** start RECORDS SUPPLIED **
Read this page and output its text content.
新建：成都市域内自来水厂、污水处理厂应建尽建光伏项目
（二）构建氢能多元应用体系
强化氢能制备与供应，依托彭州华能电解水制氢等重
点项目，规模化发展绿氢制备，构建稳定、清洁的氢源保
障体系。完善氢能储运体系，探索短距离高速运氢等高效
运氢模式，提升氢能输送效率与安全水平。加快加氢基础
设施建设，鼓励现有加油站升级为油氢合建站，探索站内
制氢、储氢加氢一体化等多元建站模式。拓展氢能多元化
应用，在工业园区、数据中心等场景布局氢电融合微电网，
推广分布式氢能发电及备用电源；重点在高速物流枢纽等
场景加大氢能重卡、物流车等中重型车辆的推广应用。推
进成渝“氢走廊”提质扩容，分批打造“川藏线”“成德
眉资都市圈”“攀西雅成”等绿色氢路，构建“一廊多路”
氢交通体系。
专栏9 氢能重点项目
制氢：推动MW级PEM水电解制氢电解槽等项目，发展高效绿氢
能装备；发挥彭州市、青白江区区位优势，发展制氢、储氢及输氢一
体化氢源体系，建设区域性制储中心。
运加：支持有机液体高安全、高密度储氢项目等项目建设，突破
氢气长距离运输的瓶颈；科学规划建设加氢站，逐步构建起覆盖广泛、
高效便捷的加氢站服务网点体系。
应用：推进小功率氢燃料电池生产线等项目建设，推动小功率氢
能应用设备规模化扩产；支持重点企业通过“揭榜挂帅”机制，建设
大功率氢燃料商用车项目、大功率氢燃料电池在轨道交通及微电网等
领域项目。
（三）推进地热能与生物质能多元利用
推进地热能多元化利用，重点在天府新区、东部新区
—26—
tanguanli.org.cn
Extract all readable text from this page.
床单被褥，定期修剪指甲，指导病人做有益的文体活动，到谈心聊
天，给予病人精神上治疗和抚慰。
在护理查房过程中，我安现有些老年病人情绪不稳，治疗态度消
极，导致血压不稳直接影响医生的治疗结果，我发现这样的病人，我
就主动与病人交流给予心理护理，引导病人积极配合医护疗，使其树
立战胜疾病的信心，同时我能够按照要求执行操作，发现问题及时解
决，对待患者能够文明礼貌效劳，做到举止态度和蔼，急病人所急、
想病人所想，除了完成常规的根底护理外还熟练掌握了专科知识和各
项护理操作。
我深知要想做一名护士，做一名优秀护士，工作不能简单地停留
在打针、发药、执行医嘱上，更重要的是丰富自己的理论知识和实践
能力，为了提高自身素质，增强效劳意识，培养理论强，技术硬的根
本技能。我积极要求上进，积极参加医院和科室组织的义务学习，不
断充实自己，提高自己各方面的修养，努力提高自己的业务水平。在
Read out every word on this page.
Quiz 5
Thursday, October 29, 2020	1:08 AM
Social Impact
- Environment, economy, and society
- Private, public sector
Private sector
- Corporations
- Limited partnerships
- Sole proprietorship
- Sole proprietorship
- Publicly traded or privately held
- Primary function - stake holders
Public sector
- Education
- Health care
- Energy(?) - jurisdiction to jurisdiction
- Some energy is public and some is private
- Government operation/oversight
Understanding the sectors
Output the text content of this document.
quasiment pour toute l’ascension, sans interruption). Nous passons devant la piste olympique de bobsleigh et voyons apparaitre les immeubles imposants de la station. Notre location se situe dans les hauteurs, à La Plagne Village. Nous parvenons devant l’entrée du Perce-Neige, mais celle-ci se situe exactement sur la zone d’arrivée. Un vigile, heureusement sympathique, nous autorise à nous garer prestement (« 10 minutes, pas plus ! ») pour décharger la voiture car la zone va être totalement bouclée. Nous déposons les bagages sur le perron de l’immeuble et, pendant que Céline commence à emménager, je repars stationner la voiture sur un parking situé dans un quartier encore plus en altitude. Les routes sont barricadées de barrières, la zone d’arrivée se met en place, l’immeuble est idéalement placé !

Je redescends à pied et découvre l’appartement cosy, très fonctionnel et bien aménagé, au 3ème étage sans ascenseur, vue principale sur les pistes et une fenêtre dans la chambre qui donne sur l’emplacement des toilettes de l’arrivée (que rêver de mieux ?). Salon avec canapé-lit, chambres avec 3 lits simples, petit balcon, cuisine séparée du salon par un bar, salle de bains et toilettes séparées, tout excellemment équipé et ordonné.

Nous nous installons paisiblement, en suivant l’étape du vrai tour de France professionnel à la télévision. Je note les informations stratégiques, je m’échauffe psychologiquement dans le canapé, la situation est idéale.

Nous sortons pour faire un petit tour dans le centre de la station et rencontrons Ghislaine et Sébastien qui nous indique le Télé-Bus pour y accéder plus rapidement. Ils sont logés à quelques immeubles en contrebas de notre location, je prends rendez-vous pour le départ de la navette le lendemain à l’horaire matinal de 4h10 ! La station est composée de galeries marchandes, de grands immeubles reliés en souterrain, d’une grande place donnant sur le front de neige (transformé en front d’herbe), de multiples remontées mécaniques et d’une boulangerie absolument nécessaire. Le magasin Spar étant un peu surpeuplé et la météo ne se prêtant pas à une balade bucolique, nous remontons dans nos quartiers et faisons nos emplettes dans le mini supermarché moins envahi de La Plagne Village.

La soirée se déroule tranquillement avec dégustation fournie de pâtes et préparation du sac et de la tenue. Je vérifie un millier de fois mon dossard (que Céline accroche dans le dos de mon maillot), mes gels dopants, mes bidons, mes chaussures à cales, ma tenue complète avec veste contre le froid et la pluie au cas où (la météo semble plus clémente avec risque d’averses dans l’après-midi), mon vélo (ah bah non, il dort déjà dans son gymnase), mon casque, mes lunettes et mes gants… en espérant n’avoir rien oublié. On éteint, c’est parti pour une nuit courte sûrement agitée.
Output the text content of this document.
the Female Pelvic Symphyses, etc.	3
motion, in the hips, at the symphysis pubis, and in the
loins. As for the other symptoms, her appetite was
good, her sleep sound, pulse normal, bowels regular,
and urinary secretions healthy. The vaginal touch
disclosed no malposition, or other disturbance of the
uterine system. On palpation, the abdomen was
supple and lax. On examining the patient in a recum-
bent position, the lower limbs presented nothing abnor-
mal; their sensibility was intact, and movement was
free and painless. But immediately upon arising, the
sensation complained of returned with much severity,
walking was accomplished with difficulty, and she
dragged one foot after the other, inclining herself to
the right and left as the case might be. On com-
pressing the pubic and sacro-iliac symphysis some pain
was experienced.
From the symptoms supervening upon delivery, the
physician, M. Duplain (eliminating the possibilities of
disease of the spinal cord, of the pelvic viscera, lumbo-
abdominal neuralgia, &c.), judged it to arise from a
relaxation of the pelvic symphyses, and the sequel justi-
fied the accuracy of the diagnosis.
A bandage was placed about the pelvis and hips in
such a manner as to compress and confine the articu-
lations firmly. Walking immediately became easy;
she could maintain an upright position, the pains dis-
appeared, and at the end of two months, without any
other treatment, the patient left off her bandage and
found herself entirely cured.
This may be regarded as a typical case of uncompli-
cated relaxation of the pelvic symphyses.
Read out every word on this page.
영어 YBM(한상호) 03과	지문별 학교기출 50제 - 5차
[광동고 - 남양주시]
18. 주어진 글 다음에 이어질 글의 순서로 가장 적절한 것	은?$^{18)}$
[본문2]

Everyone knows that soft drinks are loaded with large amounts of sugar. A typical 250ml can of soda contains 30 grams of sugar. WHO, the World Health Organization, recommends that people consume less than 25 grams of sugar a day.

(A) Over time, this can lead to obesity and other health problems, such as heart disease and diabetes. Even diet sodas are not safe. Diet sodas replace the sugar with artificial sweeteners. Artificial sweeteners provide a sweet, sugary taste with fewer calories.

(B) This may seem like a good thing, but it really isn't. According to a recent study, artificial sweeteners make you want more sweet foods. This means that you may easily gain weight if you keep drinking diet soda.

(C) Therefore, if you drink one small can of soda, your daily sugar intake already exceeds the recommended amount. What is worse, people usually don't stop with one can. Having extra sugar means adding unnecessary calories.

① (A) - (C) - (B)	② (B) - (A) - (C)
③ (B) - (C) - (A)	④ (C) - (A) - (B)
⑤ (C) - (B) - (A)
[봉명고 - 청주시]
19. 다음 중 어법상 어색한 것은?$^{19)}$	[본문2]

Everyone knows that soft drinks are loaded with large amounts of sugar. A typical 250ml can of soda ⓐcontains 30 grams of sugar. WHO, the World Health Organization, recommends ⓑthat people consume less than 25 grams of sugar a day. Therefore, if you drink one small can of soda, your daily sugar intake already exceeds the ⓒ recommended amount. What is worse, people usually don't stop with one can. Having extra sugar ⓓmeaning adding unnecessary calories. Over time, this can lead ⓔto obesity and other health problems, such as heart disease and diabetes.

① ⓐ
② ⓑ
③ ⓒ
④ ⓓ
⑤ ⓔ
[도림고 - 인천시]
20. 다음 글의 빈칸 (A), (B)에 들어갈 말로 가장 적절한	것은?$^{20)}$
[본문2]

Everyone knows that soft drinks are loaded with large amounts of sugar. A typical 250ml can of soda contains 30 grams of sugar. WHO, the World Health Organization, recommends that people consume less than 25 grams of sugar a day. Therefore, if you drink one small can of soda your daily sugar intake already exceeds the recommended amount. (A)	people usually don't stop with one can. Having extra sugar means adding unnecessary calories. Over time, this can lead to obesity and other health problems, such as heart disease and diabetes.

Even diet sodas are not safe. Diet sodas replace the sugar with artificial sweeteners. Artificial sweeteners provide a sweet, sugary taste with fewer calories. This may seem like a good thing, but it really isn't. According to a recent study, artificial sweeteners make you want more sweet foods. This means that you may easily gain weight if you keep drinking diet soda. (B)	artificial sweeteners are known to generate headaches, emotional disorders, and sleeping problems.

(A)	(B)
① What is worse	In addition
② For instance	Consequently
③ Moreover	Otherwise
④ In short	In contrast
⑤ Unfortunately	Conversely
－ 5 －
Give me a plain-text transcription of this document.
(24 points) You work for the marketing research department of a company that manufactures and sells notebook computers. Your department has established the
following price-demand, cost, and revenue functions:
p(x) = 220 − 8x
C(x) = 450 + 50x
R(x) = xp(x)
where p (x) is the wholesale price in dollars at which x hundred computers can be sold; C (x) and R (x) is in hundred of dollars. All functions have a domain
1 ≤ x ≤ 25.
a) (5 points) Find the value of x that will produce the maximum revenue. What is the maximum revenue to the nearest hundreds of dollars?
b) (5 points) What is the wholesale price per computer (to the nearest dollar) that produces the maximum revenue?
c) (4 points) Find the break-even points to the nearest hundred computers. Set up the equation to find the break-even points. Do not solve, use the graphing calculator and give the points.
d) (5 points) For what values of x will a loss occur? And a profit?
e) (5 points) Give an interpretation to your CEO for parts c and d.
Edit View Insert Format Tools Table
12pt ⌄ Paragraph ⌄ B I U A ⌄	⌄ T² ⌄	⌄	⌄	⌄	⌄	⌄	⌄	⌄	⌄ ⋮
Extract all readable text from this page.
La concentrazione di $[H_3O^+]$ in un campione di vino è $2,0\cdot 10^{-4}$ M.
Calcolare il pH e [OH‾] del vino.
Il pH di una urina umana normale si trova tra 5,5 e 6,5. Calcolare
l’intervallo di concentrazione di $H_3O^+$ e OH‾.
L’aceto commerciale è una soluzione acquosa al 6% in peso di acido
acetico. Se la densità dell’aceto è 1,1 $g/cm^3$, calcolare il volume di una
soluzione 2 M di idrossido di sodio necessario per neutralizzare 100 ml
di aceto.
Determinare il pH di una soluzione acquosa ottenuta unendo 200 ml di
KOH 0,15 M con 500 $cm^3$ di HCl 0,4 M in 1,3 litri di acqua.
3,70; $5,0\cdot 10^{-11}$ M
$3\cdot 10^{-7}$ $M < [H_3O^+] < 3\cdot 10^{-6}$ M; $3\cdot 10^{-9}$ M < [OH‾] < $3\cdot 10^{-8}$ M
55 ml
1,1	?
** end RECORDS SUPPLIED **
#### THE TASK:
From the material above, copy each line that includes the word "lead".

#### CORRECT RESPONSE:
(A) Over time, this can lead to obesity and other health problems, such as heart disease and diabetes. Even diet sodas are not safe. Diet sodas replace the sugar with artificial sweeteners. Artificial sweeteners provide a sweet, sugary taste with fewer calories.
Everyone knows that soft drinks are loaded with large amounts of sugar. A typical 250ml can of soda ⓐcontains 30 grams of sugar. WHO, the World Health Organization, recommends ⓑthat people consume less than 25 grams of sugar a day. Therefore, if you drink one small can of soda, your daily sugar intake already exceeds the ⓒ recommended amount. What is worse, people usually don't stop with one can. Having extra sugar ⓓmeaning adding unnecessary calories. Over time, this can lead ⓔto obesity and other health problems, such as heart disease and diabetes.
Everyone knows that soft drinks are loaded with large amounts of sugar. A typical 250ml can of soda contains 30 grams of sugar. WHO, the World Health Organization, recommends that people consume less than 25 grams of sugar a day. Therefore, if you drink one small can of soda your daily sugar intake already exceeds the recommended amount. (A)	people usually don't stop with one can. Having extra sugar means adding unnecessary calories. Over time, this can lead to obesity and other health problems, such as heart disease and diabetes.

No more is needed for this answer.